▸ **WHAT TO PRODUCE**
Show every line where "open" occurs.

-- begin --

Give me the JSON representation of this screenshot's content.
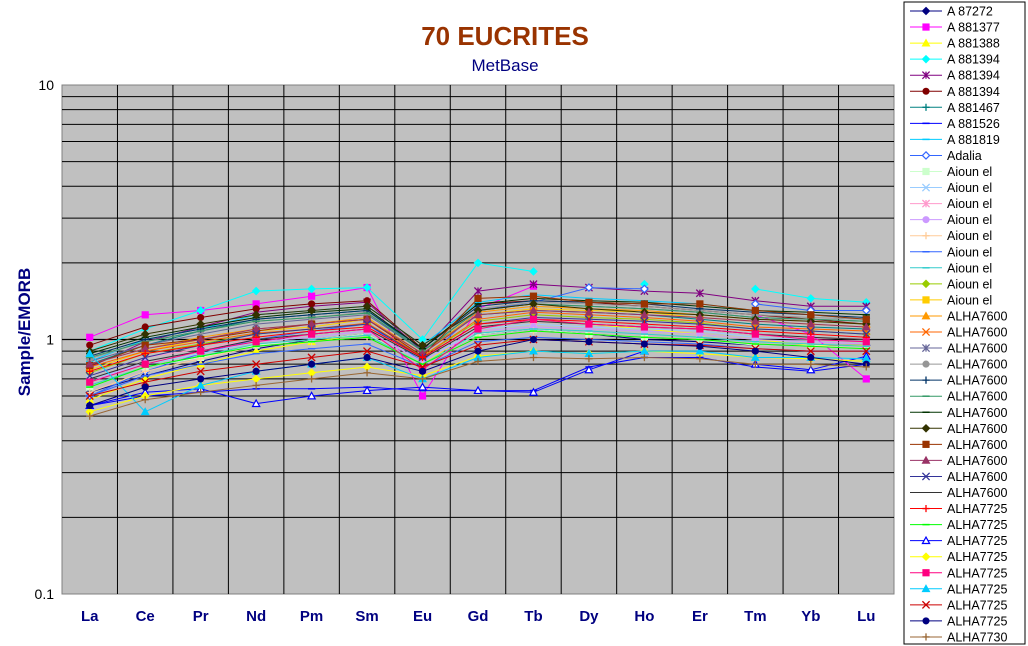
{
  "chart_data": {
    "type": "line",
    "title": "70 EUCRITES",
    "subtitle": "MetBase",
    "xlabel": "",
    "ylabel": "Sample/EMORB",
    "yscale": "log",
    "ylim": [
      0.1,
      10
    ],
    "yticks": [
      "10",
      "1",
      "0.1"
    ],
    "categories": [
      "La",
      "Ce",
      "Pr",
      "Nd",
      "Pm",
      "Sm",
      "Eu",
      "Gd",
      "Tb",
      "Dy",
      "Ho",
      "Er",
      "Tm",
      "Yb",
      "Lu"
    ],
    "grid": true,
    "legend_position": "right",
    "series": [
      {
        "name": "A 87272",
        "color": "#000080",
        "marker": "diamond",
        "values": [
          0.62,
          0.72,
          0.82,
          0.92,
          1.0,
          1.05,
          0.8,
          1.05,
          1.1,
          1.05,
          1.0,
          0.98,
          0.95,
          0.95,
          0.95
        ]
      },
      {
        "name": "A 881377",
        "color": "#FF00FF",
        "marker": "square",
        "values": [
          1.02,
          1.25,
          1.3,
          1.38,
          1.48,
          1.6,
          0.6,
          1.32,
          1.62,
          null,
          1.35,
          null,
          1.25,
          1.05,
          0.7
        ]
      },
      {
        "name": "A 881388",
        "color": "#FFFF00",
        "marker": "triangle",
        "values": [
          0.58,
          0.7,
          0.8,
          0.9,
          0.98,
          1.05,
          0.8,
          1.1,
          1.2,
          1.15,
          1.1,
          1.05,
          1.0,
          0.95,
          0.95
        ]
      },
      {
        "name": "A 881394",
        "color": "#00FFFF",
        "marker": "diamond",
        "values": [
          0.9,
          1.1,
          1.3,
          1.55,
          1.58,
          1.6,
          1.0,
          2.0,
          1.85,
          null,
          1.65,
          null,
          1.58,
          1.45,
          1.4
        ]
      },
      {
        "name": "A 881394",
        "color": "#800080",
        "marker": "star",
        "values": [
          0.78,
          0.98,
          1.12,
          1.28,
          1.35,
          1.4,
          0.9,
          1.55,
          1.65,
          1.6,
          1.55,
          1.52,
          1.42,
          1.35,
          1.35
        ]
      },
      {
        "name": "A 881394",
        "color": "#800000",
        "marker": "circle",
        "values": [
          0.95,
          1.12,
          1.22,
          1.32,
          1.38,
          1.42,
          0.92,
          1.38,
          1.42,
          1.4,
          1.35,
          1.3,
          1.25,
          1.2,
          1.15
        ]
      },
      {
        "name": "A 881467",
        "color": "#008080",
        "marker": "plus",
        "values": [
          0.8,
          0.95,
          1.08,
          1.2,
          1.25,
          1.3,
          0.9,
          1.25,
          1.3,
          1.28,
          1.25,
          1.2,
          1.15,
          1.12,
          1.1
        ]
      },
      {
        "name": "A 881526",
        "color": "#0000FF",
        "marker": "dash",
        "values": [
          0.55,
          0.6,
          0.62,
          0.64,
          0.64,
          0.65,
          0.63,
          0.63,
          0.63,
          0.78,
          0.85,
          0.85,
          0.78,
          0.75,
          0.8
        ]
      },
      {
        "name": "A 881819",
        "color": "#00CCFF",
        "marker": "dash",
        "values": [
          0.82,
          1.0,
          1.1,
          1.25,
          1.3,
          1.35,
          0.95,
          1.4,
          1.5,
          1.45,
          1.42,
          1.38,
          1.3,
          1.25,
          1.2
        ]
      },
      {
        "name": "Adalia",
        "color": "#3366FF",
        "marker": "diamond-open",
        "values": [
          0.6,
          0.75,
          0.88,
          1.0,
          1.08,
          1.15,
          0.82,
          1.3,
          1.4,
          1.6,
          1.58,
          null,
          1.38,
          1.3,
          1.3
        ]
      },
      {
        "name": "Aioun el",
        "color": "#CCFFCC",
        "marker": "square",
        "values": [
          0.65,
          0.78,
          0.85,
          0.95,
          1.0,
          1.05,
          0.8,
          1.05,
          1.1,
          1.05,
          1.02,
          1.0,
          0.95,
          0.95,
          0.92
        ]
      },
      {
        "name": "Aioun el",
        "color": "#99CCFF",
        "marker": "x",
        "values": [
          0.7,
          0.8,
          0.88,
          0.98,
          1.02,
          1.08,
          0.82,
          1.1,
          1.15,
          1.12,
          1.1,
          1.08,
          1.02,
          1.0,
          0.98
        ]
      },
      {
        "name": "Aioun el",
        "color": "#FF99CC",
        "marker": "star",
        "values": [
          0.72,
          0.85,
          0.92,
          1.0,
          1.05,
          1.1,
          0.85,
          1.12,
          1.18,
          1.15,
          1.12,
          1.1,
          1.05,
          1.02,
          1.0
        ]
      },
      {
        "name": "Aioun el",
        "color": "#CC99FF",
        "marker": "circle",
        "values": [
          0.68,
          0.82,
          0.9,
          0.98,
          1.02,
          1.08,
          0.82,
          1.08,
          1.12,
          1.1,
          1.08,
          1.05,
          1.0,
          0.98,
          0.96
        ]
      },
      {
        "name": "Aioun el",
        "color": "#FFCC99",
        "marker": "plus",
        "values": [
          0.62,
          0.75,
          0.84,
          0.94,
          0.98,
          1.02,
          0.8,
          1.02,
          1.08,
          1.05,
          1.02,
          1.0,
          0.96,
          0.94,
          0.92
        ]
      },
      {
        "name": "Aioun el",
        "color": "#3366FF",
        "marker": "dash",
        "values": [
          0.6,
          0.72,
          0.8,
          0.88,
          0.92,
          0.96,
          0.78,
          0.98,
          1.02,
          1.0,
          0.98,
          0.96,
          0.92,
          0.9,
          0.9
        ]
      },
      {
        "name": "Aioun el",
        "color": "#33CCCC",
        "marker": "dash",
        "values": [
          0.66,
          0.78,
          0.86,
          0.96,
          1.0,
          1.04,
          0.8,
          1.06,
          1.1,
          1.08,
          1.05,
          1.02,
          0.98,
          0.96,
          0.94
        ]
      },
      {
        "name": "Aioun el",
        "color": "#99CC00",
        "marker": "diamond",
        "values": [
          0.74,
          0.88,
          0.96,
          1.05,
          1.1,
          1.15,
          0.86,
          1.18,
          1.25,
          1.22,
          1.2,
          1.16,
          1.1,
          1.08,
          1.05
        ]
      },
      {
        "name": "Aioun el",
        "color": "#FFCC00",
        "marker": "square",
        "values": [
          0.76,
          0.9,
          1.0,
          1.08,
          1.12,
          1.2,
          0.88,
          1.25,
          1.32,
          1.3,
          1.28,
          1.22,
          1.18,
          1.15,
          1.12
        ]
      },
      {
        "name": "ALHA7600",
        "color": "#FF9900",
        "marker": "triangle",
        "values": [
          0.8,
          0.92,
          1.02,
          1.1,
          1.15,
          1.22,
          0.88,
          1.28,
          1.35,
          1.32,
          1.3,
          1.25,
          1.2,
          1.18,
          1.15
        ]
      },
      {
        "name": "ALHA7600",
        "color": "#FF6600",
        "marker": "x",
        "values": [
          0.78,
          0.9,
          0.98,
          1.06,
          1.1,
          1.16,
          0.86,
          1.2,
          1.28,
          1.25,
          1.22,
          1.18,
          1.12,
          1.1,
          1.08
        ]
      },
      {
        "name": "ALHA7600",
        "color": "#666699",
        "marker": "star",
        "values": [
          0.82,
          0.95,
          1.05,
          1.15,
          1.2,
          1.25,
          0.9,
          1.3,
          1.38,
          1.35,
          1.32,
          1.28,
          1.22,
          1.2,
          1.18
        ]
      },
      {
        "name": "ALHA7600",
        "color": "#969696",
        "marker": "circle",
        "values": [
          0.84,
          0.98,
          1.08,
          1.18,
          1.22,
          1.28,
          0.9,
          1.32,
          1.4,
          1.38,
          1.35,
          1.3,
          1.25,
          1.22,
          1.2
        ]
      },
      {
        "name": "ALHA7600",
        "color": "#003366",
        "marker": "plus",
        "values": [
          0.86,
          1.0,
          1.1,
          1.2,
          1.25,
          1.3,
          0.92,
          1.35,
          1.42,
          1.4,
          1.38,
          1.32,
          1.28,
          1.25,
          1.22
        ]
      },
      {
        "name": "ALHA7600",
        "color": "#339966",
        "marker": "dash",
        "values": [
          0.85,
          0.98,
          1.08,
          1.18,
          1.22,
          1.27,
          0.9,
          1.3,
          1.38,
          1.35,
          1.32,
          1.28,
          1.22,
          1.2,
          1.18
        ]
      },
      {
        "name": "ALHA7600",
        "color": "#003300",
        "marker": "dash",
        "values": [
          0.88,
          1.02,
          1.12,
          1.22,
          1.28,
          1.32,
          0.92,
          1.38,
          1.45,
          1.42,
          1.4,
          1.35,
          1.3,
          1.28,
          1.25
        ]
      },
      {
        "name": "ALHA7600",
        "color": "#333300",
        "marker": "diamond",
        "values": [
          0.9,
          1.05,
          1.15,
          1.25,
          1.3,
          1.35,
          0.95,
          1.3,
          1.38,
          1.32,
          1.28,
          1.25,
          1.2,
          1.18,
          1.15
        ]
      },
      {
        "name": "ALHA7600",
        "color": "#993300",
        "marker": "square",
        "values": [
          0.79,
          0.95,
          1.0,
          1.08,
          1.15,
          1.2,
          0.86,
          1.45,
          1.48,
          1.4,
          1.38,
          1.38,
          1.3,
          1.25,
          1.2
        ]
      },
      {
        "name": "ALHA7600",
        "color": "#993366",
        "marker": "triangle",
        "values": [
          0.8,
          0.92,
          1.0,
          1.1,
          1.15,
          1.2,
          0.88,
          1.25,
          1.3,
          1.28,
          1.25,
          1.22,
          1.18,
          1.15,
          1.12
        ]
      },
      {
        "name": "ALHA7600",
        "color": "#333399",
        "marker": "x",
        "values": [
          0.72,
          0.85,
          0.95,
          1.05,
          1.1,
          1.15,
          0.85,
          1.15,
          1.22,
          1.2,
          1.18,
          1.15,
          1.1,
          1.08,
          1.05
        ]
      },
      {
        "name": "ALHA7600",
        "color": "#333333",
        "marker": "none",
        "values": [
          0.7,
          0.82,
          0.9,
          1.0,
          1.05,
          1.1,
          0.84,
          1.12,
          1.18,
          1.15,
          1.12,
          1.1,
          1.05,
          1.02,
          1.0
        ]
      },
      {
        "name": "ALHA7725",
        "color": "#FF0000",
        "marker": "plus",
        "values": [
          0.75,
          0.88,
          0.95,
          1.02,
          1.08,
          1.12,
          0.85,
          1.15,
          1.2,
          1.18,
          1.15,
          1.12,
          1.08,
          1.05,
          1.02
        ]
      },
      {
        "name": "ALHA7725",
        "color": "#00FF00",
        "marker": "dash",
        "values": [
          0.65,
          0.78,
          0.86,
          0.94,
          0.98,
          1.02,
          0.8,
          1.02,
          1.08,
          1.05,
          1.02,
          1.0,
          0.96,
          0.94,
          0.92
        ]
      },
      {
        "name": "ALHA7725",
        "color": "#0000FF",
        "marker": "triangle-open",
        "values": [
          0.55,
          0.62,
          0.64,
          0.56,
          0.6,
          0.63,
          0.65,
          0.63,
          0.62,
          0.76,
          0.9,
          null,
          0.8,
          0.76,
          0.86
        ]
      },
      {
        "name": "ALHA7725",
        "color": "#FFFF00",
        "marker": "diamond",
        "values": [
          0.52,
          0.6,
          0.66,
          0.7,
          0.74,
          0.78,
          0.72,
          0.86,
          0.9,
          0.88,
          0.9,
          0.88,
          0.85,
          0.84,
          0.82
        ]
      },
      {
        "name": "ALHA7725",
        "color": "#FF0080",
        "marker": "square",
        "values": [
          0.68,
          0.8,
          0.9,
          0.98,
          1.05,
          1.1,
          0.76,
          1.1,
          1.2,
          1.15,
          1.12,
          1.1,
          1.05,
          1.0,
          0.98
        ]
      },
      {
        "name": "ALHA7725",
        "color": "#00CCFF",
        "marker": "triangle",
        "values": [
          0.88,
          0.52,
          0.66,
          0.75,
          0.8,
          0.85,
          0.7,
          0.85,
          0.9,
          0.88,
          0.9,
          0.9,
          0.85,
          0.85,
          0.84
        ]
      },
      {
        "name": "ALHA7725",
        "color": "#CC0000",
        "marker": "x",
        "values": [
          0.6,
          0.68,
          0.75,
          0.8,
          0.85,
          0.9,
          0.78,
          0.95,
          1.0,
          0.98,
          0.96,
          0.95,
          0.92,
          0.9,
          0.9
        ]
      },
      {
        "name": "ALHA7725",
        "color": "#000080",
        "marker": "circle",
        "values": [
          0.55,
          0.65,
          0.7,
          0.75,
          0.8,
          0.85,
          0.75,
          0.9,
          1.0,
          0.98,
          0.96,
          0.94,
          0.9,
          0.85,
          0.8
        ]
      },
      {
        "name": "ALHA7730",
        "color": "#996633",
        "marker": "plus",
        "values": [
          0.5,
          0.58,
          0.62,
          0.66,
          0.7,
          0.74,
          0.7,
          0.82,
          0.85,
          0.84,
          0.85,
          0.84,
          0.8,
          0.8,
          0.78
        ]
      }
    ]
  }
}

-- end --

▸ **EXERCISE RESULT**
        "marker": "diamond-open",
        "marker": "triangle-open",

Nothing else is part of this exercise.